Request: Write the data out again, exactly as given.

Records:

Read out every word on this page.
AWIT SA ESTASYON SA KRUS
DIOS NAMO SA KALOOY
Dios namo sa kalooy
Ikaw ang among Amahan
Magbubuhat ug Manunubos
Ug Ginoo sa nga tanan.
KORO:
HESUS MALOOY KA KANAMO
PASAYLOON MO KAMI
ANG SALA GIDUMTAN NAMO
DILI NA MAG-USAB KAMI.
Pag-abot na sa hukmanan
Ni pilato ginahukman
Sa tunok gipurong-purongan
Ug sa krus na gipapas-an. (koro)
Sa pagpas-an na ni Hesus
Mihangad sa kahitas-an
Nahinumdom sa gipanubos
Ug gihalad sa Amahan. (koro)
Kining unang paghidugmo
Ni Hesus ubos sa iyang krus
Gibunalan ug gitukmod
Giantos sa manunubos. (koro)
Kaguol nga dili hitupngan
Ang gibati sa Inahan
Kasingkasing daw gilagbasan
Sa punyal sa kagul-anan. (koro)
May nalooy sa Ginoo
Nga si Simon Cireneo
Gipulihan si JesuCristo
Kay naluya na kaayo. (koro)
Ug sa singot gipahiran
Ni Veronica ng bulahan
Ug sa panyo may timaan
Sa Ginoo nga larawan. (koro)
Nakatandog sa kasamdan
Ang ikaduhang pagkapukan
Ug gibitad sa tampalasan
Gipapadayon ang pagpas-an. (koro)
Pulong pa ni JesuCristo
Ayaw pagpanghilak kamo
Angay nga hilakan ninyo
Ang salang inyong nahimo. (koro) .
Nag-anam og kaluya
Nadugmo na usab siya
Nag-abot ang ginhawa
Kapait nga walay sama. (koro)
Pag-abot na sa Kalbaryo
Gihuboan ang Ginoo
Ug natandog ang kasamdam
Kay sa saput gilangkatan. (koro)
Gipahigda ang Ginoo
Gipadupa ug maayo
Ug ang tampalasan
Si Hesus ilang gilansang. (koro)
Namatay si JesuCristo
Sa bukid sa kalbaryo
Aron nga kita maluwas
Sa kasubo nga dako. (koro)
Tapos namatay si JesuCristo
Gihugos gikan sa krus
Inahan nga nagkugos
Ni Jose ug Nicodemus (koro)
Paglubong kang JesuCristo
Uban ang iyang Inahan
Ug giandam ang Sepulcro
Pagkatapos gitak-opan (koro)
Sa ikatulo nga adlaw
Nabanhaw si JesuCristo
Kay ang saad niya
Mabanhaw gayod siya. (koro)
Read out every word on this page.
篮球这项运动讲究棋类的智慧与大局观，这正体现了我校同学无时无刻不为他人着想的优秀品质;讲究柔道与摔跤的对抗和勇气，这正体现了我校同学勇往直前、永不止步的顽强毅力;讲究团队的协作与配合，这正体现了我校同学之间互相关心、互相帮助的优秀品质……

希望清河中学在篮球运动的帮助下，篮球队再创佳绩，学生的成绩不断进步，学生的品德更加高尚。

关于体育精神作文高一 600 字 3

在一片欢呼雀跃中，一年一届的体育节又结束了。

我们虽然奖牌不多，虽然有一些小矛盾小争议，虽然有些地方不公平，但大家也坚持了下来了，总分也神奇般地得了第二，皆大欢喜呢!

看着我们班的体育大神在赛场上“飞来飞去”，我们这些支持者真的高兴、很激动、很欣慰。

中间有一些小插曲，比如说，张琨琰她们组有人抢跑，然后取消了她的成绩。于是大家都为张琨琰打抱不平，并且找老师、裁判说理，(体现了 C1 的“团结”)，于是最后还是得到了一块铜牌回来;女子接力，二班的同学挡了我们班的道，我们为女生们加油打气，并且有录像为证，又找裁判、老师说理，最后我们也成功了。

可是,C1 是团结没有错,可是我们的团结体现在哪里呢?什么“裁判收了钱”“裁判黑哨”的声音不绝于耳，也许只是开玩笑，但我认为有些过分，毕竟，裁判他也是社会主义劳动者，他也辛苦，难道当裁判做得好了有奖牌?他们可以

Task response:
Read out every word on this page.
AWIT SA ESTASYON SA KRUS
DIOS NAMO SA KALOOY
Dios namo sa kalooy
Ikaw ang among Amahan
Magbubuhat ug Manunubos
Ug Ginoo sa nga tanan.
KORO:
HESUS MALOOY KA KANAMO
PASAYLOON MO KAMI
ANG SALA GIDUMTAN NAMO
DILI NA MAG-USAB KAMI.
Pag-abot na sa hukmanan
Ni pilato ginahukman
Sa tunok gipurong-purongan
Ug sa krus na gipapas-an. (koro)
Sa pagpas-an na ni Hesus
Mihangad sa kahitas-an
Nahinumdom sa gipanubos
Ug gihalad sa Amahan. (koro)
Kining unang paghidugmo
Ni Hesus ubos sa iyang krus
Gibunalan ug gitukmod
Giantos sa manunubos. (koro)
Kaguol nga dili hitupngan
Ang gibati sa Inahan
Kasingkasing daw gilagbasan
Sa punyal sa kagul-anan. (koro)
May nalooy sa Ginoo
Nga si Simon Cireneo
Gipulihan si JesuCristo
Kay naluya na kaayo. (koro)
Ug sa singot gipahiran
Ni Veronica ng bulahan
Ug sa panyo may timaan
Sa Ginoo nga larawan. (koro)
Nakatandog sa kasamdan
Ang ikaduhang pagkapukan
Ug gibitad sa tampalasan
Gipapadayon ang pagpas-an. (koro)
Pulong pa ni JesuCristo
Ayaw pagpanghilak kamo
Angay nga hilakan ninyo
Ang salang inyong nahimo. (koro) .
Nag-anam og kaluya
Nadugmo na usab siya
Nag-abot ang ginhawa
Kapait nga walay sama. (koro)
Pag-abot na sa Kalbaryo
Gihuboan ang Ginoo
Ug natandog ang kasamdam
Kay sa saput gilangkatan. (koro)
Gipahigda ang Ginoo
Gipadupa ug maayo
Ug ang tampalasan
Si Hesus ilang gilansang. (koro)
Namatay si JesuCristo
Sa bukid sa kalbaryo
Aron nga kita maluwas
Sa kasubo nga dako. (koro)
Tapos namatay si JesuCristo
Gihugos gikan sa krus
Inahan nga nagkugos
Ni Jose ug Nicodemus (koro)
Paglubong kang JesuCristo
Uban ang iyang Inahan
Ug giandam ang Sepulcro
Pagkatapos gitak-opan (koro)
Sa ikatulo nga adlaw
Nabanhaw si JesuCristo
Kay ang saad niya
Mabanhaw gayod siya. (koro)
Read out every word on this page.
篮球这项运动讲究棋类的智慧与大局观，这正体现了我校同学无时无刻不为他人着想的优秀品质;讲究柔道与摔跤的对抗和勇气，这正体现了我校同学勇往直前、永不止步的顽强毅力;讲究团队的协作与配合，这正体现了我校同学之间互相关心、互相帮助的优秀品质……

希望清河中学在篮球运动的帮助下，篮球队再创佳绩，学生的成绩不断进步，学生的品德更加高尚。

关于体育精神作文高一 600 字 3

在一片欢呼雀跃中，一年一届的体育节又结束了。

我们虽然奖牌不多，虽然有一些小矛盾小争议，虽然有些地方不公平，但大家也坚持了下来了，总分也神奇般地得了第二，皆大欢喜呢!

看着我们班的体育大神在赛场上“飞来飞去”，我们这些支持者真的高兴、很激动、很欣慰。

中间有一些小插曲，比如说，张琨琰她们组有人抢跑，然后取消了她的成绩。于是大家都为张琨琰打抱不平，并且找老师、裁判说理，(体现了 C1 的“团结”)，于是最后还是得到了一块铜牌回来;女子接力，二班的同学挡了我们班的道，我们为女生们加油打气，并且有录像为证，又找裁判、老师说理，最后我们也成功了。

可是,C1 是团结没有错,可是我们的团结体现在哪里呢?什么“裁判收了钱”“裁判黑哨”的声音不绝于耳，也许只是开玩笑，但我认为有些过分，毕竟，裁判他也是社会主义劳动者，他也辛苦，难道当裁判做得好了有奖牌?他们可以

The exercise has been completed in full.